# [Task objective]
Collect each line containing "Considerations".

--- start of Supplied information ---

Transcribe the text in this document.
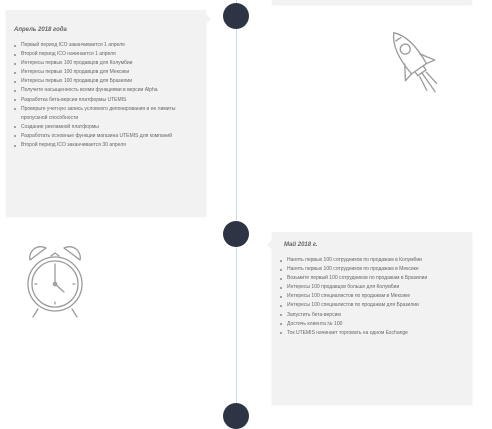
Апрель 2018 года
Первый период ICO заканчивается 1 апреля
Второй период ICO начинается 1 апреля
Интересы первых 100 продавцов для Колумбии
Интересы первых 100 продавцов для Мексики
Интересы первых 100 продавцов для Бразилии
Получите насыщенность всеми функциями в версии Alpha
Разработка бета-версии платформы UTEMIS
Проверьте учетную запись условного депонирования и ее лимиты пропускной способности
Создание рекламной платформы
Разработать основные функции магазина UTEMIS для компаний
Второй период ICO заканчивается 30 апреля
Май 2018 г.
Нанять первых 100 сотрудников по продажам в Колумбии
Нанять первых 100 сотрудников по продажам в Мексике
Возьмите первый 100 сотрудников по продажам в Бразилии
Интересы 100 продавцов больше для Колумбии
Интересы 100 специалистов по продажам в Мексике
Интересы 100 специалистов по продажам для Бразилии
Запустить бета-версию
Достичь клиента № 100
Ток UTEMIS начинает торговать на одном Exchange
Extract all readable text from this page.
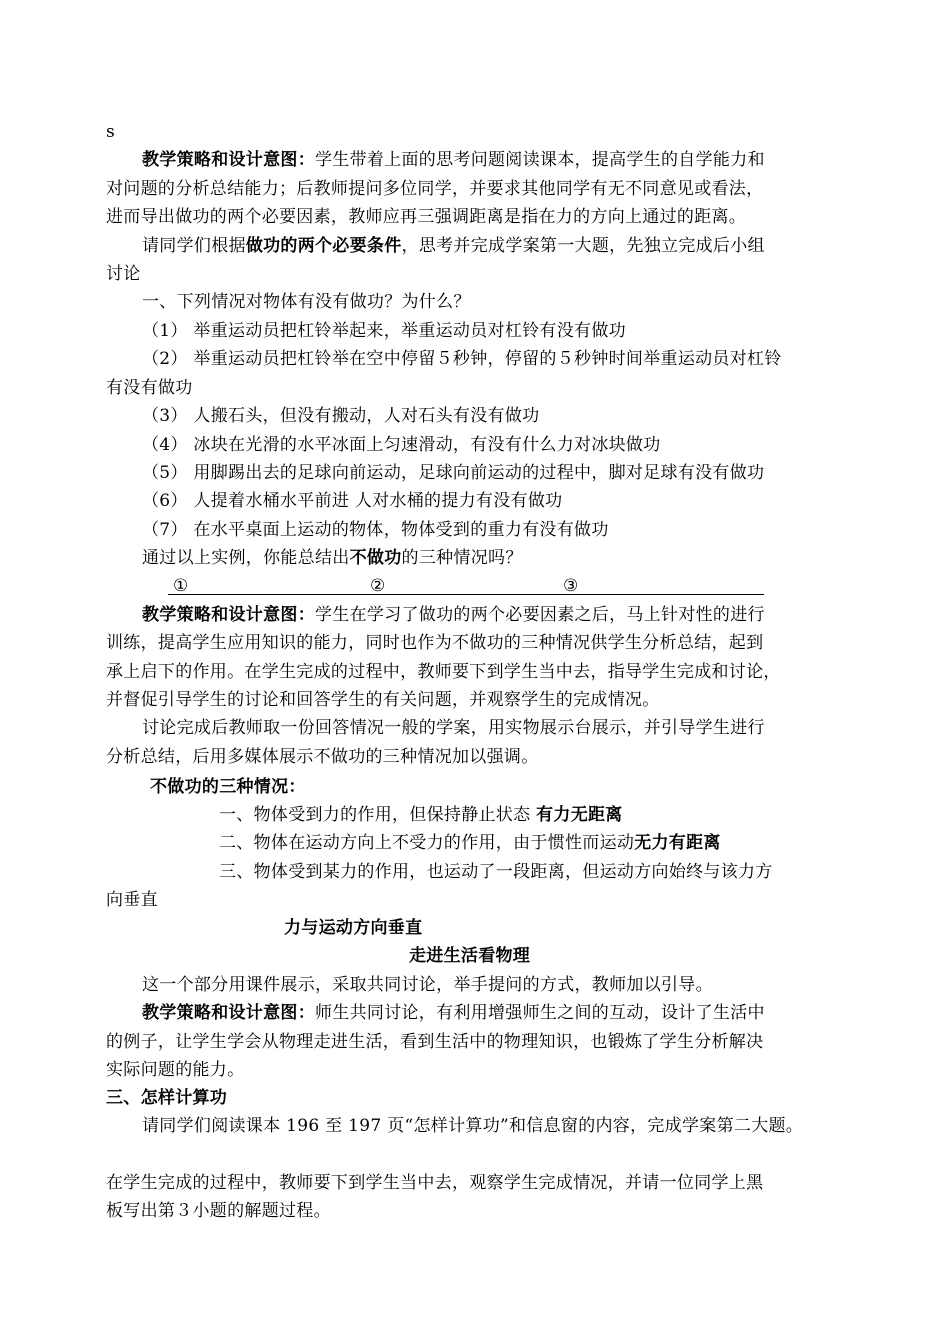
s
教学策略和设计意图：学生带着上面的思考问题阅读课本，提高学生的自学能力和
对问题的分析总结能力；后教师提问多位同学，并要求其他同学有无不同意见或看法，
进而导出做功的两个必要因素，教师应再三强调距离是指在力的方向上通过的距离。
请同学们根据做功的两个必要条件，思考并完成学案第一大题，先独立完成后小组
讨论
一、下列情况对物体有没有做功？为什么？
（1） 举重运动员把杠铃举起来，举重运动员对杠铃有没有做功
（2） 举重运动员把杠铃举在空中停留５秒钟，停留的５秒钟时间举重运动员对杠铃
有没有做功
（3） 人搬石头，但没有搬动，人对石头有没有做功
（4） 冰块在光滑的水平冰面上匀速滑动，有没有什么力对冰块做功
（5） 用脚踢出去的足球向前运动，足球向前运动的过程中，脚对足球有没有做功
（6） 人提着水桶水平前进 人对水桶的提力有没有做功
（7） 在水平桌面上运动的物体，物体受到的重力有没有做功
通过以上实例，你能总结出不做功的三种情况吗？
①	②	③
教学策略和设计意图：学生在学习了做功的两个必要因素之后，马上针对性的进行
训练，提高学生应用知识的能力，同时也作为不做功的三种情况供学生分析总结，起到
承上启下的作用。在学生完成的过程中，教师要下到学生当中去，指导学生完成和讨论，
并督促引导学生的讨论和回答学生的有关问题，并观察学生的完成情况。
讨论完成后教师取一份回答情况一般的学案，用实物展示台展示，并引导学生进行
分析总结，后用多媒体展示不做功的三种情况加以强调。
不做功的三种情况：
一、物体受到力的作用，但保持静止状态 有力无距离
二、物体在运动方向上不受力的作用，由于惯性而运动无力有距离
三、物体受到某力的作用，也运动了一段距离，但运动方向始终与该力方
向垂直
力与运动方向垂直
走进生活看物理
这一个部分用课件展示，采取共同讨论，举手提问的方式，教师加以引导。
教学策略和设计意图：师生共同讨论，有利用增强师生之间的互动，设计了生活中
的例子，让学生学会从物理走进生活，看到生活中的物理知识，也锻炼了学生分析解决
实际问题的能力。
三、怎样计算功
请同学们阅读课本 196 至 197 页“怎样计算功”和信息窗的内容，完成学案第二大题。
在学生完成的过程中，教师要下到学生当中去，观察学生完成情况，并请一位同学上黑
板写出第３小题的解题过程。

--- end of Supplied information ---
--- start of Supplied information ---

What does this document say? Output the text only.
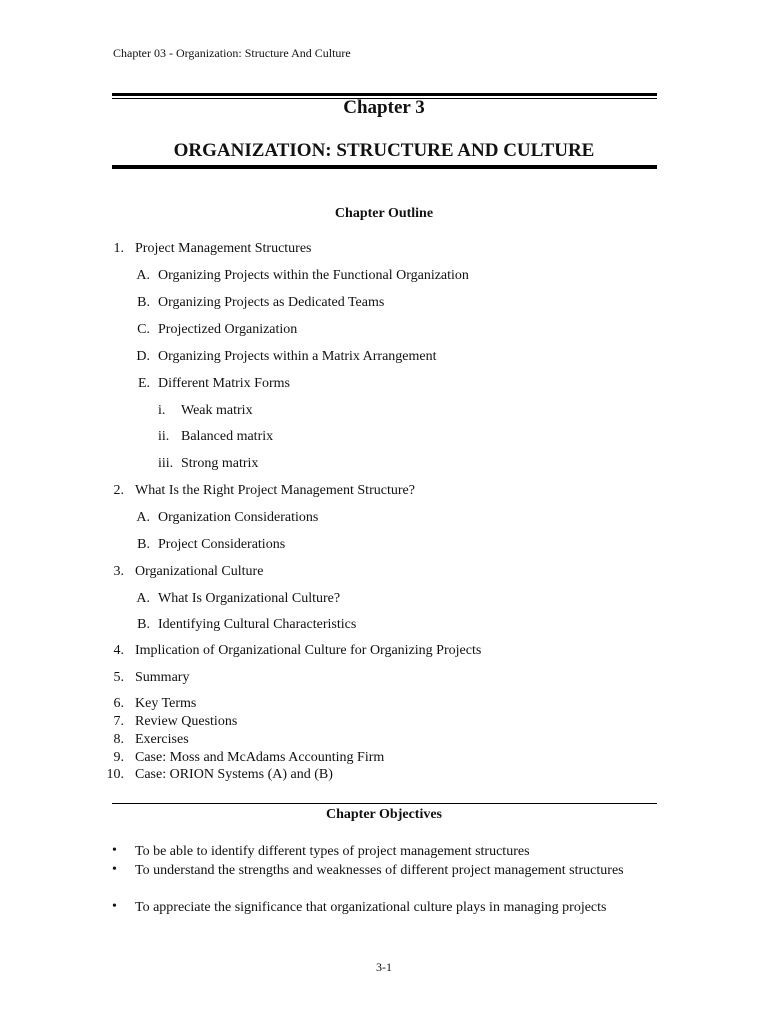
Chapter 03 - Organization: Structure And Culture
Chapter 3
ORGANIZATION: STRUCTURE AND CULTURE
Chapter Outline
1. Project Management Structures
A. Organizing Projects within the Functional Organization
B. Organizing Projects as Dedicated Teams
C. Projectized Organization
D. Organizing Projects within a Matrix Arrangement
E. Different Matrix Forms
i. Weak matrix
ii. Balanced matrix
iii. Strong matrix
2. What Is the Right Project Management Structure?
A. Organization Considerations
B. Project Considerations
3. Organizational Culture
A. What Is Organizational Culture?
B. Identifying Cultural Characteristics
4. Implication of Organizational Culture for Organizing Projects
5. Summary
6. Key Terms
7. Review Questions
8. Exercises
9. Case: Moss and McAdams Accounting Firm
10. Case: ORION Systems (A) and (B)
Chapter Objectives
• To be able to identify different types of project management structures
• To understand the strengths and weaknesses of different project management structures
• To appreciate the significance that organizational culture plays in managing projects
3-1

--- end of Supplied information ---
--- start of Supplied information ---

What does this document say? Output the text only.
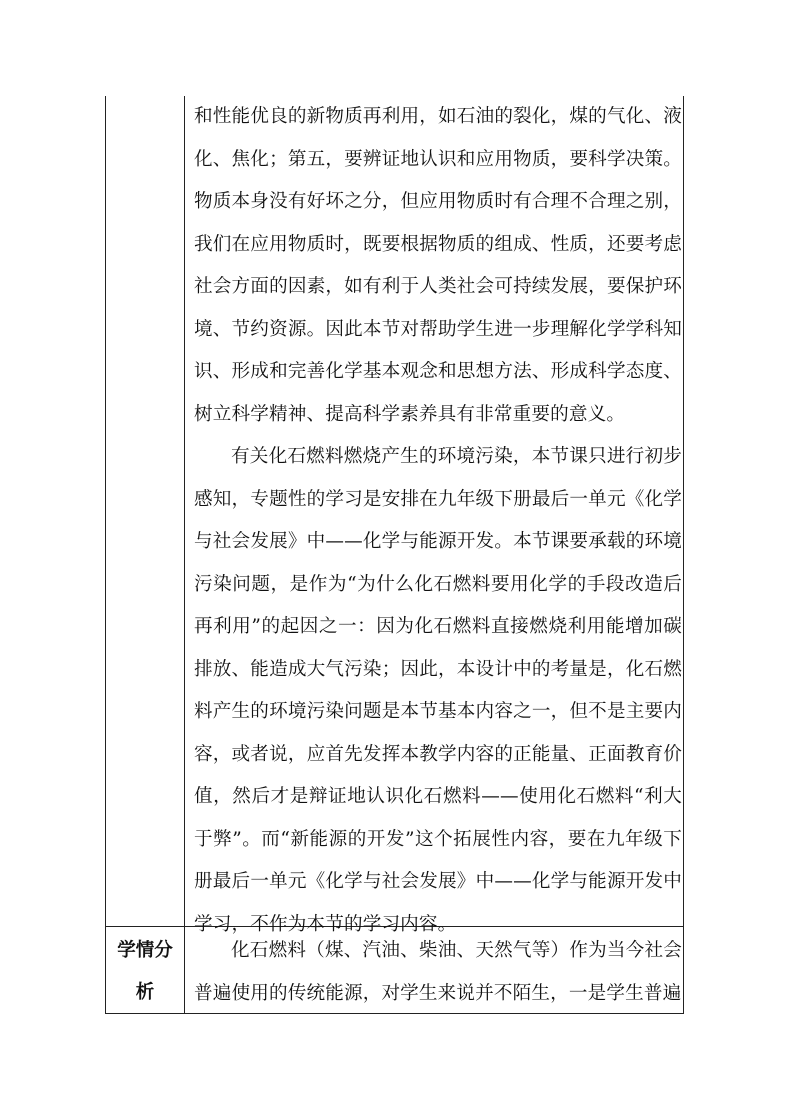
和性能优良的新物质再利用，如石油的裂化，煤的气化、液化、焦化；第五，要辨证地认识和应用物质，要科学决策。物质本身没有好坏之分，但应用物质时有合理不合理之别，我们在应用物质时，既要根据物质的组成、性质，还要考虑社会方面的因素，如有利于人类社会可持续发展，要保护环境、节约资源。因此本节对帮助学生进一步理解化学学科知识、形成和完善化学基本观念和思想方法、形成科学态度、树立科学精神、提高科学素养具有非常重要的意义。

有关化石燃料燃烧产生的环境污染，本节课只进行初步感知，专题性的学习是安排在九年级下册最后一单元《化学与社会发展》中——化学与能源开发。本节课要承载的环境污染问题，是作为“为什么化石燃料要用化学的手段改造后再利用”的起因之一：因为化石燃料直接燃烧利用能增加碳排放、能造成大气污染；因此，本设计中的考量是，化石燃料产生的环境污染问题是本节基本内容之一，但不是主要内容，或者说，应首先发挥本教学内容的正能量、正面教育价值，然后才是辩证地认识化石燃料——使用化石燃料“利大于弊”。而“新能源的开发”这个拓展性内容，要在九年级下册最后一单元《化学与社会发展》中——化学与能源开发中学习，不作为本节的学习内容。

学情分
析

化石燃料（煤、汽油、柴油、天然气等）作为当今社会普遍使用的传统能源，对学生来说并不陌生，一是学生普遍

--- end of Supplied information ---

# [Full answer]
A. Organization Considerations
B. Project Considerations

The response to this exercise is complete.